(Ваша задача) Перепишите отрывок из текста о Бальмонте и войне 1914 года: он начинается словами «Война 1914 года.» и кончается словами «лета в России.».

(Изучаемый текст)
:::::

Война 1914 года. Наша первая разлука
Весной 1914 года я со своей дочерью уехала из Парижа в Москву. Бальмонт хотел приехать туда попозже, чтобы провести с нами лето в деревне, а оттуда мы должны были осенью вместе с ним вернуться в Париж, где жили. В августе разразилась война, и Бальмонт остался в Сулаке. Бальмонт, как многие тогда, как большинство в Европе, не верил в длительность этой войны. Он был уверен, что через месяц, два самое большое, она кончится. Он надеялся застать еще конец лета в России.
Но выбрался он из-за границы только через год. Это была наша первая разлука с ним на такой долгий срок. Он часто писал мне. Письма его из Парижа шли медленно из-за цензуры, но все же доходили до меня все. Телеграммы от него я получала через три-четыре дня. Бальмонт радовался объявлению войны против немцев, дружному наступлению Европы против них. Он ненавидел немцев (не народ, конечно, а милитаристский дух этой нации). А тут его вражда к ним еще обострилась. «Войну с Германией я приветствую ликующе, — пишет он. — Все последние годы были чудовищной подготовкой бедствия. Если человек готовится к убийству и заранее предвкушает его — по-моему, это хуже самого убийства. Под этим впечатлением совершенно изменилось мое личное отношение к немцам и немецкому».
Затем он пишет: «Франция поразительно красива во время мобилизации. Такая чудесная готовность идти за родину была разлита всюду! Услышав клич войны, люди буквально бросали работу в самом разгаре. В этом было что-то от древней, античной красоты. Французы по-своему похожи на англичан. У них нет нашей славянской открытости, есть как бы некоторая маска, и теперь это была маска достоинства, удивительной соразмерности и художественной взвешенности выражения чувства. За десять месяцев я не видел не только ни одной грубой сцены, но и ни одной чрезмерной. И скорбь и сознание ответственности и долга выражались с таким достоинством. Никогда Францию я не видел таким художественным народом. Мне приходилось говорить и с представителями науки, и с военными, и с женщинами — везде это было одинаково. Война была для французов вопросом жизни и смерти, но как красиво они несли свое волнение».
Бальмонт был уверен, что немцы будут побеждены и именно русскими. «Славяне должны выдвинуться на первое место в Европе и сказать свое верное, певучее, славянское слово» — писал он мне. Он напряженно следил за известиями с фронта, его страшно волновал исход войны. Все его письма ко мне в начале войны полны размышлений о «великой битве народов». Он непременно хочет принять участие в ней; завидует своим русским знакомым, мобилизованным в первые дни войны; совершенно серьезно сокрушается о своих сломанных руке и ноге, мешающих ему сражаться «в священных рядах тех, кто бьется против моего исконного врага германца, врага мечтаний, всех нежных снов моих, как русского, как поляка, как славянина».
Вернувшись с морского берега в Париж, Бальмонт пытается устроиться на фронте братом милосердия. Ему это не удается, и он долго не может успокоиться, он хочет, так или иначе, принять активное участие в происходящем, в «правом деле», «свержении грубого ига немечества». Он волнуется, начинает тосковать по России, и все его стремления направлены теперь к тому, чтобы вернуться в Россию. Он хочет во что бы то ни стало примкнуть к общему движению, выступить публично хотя бы в качестве лектора и поэта. «Я хочу, — пишет он мне в январе 1915 года, — бросать свое горячее слово перед толпами, которые загораются от меня. Ужели ограничу я себя тесными стенами своей маленькой личной жизни? Это невозможно. Я не хочу больше жить вне России. Я хочу полной свободы в пространстве и времени, и кто больше имеет прав на свободу, чем я, певец ее».

:::::

(Строки данных)
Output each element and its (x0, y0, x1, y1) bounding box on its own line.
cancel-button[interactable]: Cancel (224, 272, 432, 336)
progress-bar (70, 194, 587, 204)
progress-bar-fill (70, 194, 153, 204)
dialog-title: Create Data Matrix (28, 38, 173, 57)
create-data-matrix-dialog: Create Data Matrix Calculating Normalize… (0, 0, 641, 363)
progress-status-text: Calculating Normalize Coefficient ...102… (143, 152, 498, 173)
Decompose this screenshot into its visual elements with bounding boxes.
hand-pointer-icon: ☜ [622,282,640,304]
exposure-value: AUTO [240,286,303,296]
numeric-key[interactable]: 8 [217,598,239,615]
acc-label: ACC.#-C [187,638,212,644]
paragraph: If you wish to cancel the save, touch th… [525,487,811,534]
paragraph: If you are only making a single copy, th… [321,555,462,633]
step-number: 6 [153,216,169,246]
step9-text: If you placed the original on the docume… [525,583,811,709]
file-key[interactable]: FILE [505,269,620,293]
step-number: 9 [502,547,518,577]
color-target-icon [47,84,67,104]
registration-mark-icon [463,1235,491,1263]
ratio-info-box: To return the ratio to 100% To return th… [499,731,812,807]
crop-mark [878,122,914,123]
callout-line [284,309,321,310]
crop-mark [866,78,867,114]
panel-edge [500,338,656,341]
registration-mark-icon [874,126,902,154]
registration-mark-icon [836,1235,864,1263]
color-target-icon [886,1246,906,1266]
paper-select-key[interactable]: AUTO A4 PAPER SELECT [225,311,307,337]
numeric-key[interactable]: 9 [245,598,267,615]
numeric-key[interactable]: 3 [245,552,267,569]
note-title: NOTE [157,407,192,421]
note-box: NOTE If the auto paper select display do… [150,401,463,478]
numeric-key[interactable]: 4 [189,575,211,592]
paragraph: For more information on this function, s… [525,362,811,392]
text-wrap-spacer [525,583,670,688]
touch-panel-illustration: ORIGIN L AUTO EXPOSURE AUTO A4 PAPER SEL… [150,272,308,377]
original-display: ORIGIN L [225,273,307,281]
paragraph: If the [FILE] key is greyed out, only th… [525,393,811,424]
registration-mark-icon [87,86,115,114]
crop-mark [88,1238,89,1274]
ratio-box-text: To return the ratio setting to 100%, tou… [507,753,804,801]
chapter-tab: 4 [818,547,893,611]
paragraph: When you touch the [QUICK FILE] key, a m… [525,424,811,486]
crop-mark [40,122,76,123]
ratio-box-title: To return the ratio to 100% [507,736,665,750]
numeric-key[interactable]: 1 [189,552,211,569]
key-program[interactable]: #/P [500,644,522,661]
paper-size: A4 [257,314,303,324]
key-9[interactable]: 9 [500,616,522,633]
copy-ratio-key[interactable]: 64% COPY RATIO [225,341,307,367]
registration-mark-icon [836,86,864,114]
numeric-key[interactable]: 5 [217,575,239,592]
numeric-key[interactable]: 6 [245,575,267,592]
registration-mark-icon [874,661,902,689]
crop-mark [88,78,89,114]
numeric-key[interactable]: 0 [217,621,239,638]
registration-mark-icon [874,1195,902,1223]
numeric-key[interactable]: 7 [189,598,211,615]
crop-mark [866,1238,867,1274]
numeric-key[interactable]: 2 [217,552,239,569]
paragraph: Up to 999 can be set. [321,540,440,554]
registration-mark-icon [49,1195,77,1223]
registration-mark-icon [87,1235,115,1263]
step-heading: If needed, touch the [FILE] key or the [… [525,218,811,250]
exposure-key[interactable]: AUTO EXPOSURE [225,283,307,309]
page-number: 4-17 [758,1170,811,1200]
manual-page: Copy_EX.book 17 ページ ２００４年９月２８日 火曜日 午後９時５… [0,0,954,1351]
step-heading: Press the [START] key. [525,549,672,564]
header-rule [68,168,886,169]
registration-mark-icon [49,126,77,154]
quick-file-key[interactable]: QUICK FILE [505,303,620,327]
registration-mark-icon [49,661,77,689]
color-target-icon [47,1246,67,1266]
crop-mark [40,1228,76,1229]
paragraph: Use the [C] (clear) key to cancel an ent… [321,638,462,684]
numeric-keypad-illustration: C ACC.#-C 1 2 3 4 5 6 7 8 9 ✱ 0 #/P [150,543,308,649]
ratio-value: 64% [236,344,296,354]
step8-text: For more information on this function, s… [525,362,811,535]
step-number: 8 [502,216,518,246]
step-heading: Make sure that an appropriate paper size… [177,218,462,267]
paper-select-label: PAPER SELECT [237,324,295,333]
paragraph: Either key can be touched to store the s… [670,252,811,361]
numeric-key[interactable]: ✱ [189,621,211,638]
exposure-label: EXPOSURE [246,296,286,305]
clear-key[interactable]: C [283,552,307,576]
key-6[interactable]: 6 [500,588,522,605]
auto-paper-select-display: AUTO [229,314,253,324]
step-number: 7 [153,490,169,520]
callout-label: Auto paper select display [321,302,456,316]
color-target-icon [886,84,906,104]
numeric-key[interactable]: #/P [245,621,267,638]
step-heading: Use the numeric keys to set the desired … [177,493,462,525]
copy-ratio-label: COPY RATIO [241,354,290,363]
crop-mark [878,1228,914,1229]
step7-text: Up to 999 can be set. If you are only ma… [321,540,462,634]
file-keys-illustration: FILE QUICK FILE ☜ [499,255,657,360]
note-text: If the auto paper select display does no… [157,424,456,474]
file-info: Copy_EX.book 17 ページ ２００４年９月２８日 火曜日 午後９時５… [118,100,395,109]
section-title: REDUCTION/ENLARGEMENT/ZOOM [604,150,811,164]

:::::

(Что получилось)
Война 1914 года. Наша первая разлука
Весной 1914 года я со своей дочерью уехала из Парижа в Москву. Бальмонт хотел приехать туда попозже, чтобы провести с нами лето в деревне, а оттуда мы должны были осенью вместе с ним вернуться в Париж, где жили. В августе разразилась война, и Бальмонт остался в Сулаке. Бальмонт, как многие тогда, как большинство в Европе, не верил в длительность этой войны. Он был уверен, что через месяц, два самое большое, она кончится. Он надеялся застать еще конец лета в России.